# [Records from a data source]
[Start]
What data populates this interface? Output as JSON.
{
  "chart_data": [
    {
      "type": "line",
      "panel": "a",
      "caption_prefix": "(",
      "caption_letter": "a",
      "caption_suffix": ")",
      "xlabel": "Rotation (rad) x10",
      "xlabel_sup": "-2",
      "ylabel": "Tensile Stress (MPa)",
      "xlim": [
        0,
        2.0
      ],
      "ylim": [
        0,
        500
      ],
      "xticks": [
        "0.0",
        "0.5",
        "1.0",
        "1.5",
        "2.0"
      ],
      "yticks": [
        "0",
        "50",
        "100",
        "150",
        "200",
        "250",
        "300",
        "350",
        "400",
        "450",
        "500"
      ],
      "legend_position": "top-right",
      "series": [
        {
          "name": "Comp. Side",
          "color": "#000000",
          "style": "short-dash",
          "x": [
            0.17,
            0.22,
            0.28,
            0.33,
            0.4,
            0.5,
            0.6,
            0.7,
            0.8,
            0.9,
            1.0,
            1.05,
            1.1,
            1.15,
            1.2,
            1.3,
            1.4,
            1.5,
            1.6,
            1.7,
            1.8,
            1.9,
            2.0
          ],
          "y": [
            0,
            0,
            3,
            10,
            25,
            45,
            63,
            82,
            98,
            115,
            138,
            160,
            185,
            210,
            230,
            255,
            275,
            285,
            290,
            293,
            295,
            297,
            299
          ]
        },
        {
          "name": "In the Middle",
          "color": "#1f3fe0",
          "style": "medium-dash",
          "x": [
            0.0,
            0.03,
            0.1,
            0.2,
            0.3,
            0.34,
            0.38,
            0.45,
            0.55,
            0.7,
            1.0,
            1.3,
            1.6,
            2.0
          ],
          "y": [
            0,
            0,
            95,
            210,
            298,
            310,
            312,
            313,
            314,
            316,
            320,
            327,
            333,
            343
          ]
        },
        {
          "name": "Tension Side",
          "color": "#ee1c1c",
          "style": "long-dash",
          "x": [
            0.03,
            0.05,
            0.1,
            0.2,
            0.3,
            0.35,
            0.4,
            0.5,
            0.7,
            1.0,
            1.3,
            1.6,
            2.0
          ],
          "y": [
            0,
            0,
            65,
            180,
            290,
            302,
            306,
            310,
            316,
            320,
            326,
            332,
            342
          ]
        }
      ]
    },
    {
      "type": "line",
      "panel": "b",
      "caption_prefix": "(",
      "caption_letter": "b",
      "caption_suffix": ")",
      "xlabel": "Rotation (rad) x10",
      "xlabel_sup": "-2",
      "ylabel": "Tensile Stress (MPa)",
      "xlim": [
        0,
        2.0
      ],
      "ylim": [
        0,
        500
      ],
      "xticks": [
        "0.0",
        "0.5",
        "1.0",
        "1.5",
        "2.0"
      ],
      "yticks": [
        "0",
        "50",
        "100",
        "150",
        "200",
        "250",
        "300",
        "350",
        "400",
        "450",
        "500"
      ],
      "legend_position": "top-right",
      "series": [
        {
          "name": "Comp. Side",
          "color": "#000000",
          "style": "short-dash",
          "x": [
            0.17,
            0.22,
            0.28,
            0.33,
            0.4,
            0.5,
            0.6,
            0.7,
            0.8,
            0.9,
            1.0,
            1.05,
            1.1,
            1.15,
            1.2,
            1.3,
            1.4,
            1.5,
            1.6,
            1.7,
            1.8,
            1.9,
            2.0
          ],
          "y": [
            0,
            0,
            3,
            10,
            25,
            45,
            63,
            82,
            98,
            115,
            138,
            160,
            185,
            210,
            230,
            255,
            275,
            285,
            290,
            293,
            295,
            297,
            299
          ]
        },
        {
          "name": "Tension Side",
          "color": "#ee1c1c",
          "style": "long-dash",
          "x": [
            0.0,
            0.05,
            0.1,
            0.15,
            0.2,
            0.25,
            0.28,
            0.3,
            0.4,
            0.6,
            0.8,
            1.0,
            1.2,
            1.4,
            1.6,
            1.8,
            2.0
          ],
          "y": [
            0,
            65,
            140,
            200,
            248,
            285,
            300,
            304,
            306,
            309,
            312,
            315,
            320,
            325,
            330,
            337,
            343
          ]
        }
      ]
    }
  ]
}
[End]
# [Task details]
Retype the material in full, character for character.

# [In response]
What data populates this interface? Output as JSON.
{
  "chart_data": [
    {
      "type": "line",
      "panel": "a",
      "caption_prefix": "(",
      "caption_letter": "a",
      "caption_suffix": ")",
      "xlabel": "Rotation (rad) x10",
      "xlabel_sup": "-2",
      "ylabel": "Tensile Stress (MPa)",
      "xlim": [
        0,
        2.0
      ],
      "ylim": [
        0,
        500
      ],
      "xticks": [
        "0.0",
        "0.5",
        "1.0",
        "1.5",
        "2.0"
      ],
      "yticks": [
        "0",
        "50",
        "100",
        "150",
        "200",
        "250",
        "300",
        "350",
        "400",
        "450",
        "500"
      ],
      "legend_position": "top-right",
      "series": [
        {
          "name": "Comp. Side",
          "color": "#000000",
          "style": "short-dash",
          "x": [
            0.17,
            0.22,
            0.28,
            0.33,
            0.4,
            0.5,
            0.6,
            0.7,
            0.8,
            0.9,
            1.0,
            1.05,
            1.1,
            1.15,
            1.2,
            1.3,
            1.4,
            1.5,
            1.6,
            1.7,
            1.8,
            1.9,
            2.0
          ],
          "y": [
            0,
            0,
            3,
            10,
            25,
            45,
            63,
            82,
            98,
            115,
            138,
            160,
            185,
            210,
            230,
            255,
            275,
            285,
            290,
            293,
            295,
            297,
            299
          ]
        },
        {
          "name": "In the Middle",
          "color": "#1f3fe0",
          "style": "medium-dash",
          "x": [
            0.0,
            0.03,
            0.1,
            0.2,
            0.3,
            0.34,
            0.38,
            0.45,
            0.55,
            0.7,
            1.0,
            1.3,
            1.6,
            2.0
          ],
          "y": [
            0,
            0,
            95,
            210,
            298,
            310,
            312,
            313,
            314,
            316,
            320,
            327,
            333,
            343
          ]
        },
        {
          "name": "Tension Side",
          "color": "#ee1c1c",
          "style": "long-dash",
          "x": [
            0.03,
            0.05,
            0.1,
            0.2,
            0.3,
            0.35,
            0.4,
            0.5,
            0.7,
            1.0,
            1.3,
            1.6,
            2.0
          ],
          "y": [
            0,
            0,
            65,
            180,
            290,
            302,
            306,
            310,
            316,
            320,
            326,
            332,
            342
          ]
        }
      ]
    },
    {
      "type": "line",
      "panel": "b",
      "caption_prefix": "(",
      "caption_letter": "b",
      "caption_suffix": ")",
      "xlabel": "Rotation (rad) x10",
      "xlabel_sup": "-2",
      "ylabel": "Tensile Stress (MPa)",
      "xlim": [
        0,
        2.0
      ],
      "ylim": [
        0,
        500
      ],
      "xticks": [
        "0.0",
        "0.5",
        "1.0",
        "1.5",
        "2.0"
      ],
      "yticks": [
        "0",
        "50",
        "100",
        "150",
        "200",
        "250",
        "300",
        "350",
        "400",
        "450",
        "500"
      ],
      "legend_position": "top-right",
      "series": [
        {
          "name": "Comp. Side",
          "color": "#000000",
          "style": "short-dash",
          "x": [
            0.17,
            0.22,
            0.28,
            0.33,
            0.4,
            0.5,
            0.6,
            0.7,
            0.8,
            0.9,
            1.0,
            1.05,
            1.1,
            1.15,
            1.2,
            1.3,
            1.4,
            1.5,
            1.6,
            1.7,
            1.8,
            1.9,
            2.0
          ],
          "y": [
            0,
            0,
            3,
            10,
            25,
            45,
            63,
            82,
            98,
            115,
            138,
            160,
            185,
            210,
            230,
            255,
            275,
            285,
            290,
            293,
            295,
            297,
            299
          ]
        },
        {
          "name": "Tension Side",
          "color": "#ee1c1c",
          "style": "long-dash",
          "x": [
            0.0,
            0.05,
            0.1,
            0.15,
            0.2,
            0.25,
            0.28,
            0.3,
            0.4,
            0.6,
            0.8,
            1.0,
            1.2,
            1.4,
            1.6,
            1.8,
            2.0
          ],
          "y": [
            0,
            65,
            140,
            200,
            248,
            285,
            300,
            304,
            306,
            309,
            312,
            315,
            320,
            325,
            330,
            337,
            343
          ]
        }
      ]
    }
  ]
}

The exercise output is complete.